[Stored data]
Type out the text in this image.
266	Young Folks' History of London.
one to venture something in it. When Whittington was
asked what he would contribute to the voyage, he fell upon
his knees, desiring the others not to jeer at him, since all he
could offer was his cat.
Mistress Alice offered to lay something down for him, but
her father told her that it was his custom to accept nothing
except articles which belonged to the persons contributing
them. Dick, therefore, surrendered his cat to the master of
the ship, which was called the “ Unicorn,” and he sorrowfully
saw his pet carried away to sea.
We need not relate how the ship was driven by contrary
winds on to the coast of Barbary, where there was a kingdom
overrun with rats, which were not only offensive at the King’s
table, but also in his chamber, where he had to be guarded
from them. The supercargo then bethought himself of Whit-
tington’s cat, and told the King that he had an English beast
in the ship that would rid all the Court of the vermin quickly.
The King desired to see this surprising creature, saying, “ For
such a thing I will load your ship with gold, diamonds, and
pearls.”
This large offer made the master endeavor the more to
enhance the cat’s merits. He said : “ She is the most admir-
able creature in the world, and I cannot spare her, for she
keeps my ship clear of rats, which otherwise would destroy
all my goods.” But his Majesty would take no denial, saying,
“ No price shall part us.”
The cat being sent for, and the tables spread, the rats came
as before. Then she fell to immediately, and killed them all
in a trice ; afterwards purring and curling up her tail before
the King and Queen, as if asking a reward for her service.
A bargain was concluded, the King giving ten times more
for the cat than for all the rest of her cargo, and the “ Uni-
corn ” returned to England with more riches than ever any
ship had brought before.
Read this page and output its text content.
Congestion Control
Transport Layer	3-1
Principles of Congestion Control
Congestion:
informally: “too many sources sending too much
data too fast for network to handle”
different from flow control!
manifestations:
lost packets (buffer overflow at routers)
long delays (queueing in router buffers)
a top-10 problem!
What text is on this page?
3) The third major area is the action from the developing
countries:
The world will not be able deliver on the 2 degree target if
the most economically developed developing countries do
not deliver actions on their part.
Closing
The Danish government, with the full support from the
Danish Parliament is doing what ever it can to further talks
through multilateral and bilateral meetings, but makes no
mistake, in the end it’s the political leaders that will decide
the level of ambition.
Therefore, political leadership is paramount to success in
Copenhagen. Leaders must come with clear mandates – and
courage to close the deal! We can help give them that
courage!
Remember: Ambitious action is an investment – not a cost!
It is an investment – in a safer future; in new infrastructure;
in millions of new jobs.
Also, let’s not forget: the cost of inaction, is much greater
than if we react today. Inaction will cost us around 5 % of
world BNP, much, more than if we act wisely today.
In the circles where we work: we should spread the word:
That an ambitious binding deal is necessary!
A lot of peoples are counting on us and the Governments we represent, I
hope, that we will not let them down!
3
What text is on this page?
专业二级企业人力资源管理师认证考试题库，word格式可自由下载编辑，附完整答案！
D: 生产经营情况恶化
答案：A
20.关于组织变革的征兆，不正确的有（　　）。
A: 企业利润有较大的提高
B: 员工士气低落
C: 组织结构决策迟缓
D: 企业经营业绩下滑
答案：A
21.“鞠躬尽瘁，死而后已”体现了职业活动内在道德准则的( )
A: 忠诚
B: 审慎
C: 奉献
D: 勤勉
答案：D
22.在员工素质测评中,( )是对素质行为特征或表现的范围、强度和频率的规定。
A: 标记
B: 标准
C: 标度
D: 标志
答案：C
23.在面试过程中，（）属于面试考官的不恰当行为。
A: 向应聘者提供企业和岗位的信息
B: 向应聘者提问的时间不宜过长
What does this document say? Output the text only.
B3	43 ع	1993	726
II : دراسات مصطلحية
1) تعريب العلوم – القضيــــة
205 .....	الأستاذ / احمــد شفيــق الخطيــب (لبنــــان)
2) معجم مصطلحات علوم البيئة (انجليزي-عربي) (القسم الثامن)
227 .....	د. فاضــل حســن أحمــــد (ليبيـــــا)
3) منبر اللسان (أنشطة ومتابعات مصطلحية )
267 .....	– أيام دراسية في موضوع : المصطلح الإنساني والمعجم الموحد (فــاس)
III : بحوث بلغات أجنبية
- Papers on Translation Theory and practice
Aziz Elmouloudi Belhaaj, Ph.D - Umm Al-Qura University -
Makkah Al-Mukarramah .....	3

EXERCISE AIM: Starting at the line with "What does this", copy every line up to and including the last one in the entries above.

THE OUTPUT:
What does this document say? Output the text only.
B3	43 ع	1993	726
II : دراسات مصطلحية
1) تعريب العلوم – القضيــــة
205 .....	الأستاذ / احمــد شفيــق الخطيــب (لبنــــان)
2) معجم مصطلحات علوم البيئة (انجليزي-عربي) (القسم الثامن)
227 .....	د. فاضــل حســن أحمــــد (ليبيـــــا)
3) منبر اللسان (أنشطة ومتابعات مصطلحية )
267 .....	– أيام دراسية في موضوع : المصطلح الإنساني والمعجم الموحد (فــاس)
III : بحوث بلغات أجنبية
- Papers on Translation Theory and practice
Aziz Elmouloudi Belhaaj, Ph.D - Umm Al-Qura University -
Makkah Al-Mukarramah .....	3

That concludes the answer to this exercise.